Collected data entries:

<<<<

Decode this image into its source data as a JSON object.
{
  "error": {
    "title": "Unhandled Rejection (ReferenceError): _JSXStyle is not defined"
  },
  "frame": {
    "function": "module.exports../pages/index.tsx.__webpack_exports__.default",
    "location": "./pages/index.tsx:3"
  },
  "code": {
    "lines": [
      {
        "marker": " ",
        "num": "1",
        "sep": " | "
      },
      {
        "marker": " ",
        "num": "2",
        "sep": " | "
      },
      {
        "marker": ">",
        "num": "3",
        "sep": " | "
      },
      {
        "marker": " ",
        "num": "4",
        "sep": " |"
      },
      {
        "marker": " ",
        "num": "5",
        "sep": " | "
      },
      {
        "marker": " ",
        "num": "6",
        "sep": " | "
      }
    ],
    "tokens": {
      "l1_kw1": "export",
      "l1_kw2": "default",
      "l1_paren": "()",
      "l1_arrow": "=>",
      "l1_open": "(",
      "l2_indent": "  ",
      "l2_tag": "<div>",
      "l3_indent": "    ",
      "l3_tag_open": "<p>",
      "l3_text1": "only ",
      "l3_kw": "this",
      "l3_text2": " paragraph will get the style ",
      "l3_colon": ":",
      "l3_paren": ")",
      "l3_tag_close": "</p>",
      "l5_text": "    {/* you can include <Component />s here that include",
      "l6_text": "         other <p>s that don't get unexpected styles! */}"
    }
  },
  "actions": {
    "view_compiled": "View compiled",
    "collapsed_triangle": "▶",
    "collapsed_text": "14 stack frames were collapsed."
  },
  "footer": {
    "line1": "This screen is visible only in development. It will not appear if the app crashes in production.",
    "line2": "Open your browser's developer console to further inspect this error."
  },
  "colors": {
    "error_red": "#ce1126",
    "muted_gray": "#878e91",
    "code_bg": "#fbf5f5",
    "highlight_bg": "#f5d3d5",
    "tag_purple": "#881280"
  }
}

>>>>

Show each line in the entries that holds the string "index".

TASK ANSWER
    "function": "module.exports../pages/index.tsx.__webpack_exports__.default",
    "location": "./pages/index.tsx:3"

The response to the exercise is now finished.